* _JOB_: Locate the lines where "body" occurs and copy them as they stand.

* _SOURCE DATA_:
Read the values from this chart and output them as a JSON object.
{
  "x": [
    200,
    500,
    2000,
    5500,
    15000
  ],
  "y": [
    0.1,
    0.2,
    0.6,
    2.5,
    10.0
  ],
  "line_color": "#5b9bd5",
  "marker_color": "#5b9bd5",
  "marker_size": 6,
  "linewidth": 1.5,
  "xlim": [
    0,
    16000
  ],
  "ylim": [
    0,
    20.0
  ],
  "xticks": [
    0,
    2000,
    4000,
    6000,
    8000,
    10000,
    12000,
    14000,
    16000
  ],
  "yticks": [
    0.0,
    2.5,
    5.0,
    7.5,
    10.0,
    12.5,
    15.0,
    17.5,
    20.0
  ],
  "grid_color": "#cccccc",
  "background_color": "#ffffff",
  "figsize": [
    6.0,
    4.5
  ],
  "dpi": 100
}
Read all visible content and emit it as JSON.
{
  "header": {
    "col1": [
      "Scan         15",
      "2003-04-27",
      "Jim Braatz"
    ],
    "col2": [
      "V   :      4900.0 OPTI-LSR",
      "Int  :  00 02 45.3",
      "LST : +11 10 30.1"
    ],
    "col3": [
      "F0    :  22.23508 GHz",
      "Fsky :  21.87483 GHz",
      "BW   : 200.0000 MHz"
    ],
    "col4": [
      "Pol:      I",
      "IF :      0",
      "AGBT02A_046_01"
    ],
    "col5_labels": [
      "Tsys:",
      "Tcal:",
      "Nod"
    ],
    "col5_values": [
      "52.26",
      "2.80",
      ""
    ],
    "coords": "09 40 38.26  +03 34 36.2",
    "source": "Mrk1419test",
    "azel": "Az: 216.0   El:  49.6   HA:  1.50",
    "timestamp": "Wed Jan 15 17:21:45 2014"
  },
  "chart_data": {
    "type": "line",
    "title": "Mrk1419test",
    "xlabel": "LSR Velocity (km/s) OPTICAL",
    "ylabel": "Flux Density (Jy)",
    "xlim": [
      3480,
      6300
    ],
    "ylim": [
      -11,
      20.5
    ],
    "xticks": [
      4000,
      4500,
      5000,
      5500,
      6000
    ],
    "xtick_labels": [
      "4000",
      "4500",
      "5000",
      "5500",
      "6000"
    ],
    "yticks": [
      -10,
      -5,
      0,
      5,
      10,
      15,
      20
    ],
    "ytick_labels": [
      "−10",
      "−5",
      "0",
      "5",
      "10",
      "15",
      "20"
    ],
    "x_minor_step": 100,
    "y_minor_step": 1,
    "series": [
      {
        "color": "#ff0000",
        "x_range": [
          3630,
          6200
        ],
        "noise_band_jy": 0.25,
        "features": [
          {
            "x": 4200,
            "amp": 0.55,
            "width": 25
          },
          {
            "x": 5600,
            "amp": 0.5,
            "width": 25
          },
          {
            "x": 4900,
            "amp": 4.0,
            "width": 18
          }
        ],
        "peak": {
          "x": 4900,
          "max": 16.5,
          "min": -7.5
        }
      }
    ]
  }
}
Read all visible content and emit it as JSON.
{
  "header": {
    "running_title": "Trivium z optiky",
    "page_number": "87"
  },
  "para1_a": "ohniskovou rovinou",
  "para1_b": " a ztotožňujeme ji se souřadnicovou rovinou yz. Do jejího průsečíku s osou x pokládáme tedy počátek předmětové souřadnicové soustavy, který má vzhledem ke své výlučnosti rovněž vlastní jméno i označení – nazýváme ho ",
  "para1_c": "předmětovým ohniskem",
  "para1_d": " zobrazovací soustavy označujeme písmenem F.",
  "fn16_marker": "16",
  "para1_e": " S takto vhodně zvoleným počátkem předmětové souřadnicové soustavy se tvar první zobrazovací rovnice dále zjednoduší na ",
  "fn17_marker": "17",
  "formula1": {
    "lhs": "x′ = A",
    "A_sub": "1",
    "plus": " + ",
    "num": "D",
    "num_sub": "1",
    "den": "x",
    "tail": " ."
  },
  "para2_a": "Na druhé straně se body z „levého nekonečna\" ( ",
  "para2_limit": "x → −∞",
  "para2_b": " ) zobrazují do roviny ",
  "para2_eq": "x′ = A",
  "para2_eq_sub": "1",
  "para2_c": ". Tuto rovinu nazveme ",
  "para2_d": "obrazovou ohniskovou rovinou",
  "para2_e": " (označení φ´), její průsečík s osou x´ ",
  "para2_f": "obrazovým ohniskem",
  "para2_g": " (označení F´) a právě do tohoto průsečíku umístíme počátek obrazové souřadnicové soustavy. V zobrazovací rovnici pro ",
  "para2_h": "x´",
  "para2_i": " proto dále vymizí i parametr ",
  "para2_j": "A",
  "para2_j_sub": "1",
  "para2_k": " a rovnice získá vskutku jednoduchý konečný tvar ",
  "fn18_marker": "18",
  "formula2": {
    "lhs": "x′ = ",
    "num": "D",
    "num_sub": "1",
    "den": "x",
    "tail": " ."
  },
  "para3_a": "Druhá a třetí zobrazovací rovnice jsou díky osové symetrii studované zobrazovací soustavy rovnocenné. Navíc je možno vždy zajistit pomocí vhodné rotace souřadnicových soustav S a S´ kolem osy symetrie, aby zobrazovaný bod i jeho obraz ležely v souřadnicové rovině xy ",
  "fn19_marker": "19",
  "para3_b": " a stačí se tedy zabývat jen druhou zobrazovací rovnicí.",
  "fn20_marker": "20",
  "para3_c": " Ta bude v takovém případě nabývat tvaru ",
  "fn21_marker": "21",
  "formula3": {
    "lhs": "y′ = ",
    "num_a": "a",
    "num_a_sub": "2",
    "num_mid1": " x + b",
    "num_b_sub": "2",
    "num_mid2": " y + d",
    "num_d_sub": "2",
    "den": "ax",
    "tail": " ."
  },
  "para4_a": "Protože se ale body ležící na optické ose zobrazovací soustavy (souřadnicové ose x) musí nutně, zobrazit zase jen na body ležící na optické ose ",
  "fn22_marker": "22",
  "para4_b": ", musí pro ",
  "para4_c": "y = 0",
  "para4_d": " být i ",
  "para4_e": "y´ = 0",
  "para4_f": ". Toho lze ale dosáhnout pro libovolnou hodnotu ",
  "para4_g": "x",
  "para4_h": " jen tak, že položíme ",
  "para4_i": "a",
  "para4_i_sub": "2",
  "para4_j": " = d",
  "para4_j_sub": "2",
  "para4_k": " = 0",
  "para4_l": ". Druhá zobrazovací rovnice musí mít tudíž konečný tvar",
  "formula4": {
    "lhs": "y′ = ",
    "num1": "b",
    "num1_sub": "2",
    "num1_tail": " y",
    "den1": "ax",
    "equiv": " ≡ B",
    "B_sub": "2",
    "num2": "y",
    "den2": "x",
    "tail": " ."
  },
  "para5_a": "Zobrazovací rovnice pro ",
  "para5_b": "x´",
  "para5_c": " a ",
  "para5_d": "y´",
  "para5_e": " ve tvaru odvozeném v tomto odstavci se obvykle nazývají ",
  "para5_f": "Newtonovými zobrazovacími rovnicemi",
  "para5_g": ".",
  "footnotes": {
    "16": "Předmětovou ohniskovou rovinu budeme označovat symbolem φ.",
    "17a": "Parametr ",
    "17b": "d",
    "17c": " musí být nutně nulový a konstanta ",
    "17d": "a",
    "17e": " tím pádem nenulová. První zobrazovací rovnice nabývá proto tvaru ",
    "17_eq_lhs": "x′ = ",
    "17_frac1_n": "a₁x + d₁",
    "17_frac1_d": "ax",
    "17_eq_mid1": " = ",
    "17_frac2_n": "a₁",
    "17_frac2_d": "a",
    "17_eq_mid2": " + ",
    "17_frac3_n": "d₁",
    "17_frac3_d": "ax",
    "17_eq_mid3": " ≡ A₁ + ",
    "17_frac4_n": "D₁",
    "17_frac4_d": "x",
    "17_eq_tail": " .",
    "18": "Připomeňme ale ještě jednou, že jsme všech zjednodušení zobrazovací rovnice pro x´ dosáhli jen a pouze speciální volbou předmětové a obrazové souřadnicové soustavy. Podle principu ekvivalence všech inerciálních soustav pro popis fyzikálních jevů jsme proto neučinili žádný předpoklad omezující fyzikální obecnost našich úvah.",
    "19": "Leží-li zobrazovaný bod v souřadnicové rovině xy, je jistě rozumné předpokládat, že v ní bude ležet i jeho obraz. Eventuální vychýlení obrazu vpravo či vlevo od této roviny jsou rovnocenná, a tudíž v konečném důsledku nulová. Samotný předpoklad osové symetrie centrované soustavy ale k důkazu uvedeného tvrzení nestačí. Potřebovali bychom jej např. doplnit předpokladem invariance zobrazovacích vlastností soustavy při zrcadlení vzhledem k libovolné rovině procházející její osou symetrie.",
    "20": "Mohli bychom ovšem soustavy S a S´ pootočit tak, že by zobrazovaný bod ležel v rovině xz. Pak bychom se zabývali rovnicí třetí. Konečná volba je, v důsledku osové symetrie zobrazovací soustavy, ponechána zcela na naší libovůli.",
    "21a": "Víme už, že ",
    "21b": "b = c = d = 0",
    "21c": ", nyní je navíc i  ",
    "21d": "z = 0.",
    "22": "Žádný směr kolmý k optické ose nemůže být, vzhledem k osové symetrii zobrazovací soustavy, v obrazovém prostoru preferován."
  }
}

* _RESPONSE TO THE EXERCISE_:
  "para2_a": "Na druhé straně se body z „levého nekonečna\" ( ",
  "para4_a": "Protože se ale body ležící na optické ose zobrazovací soustavy (souřadnicové ose x) musí nutně, zobrazit zase jen na body ležící na optické ose ",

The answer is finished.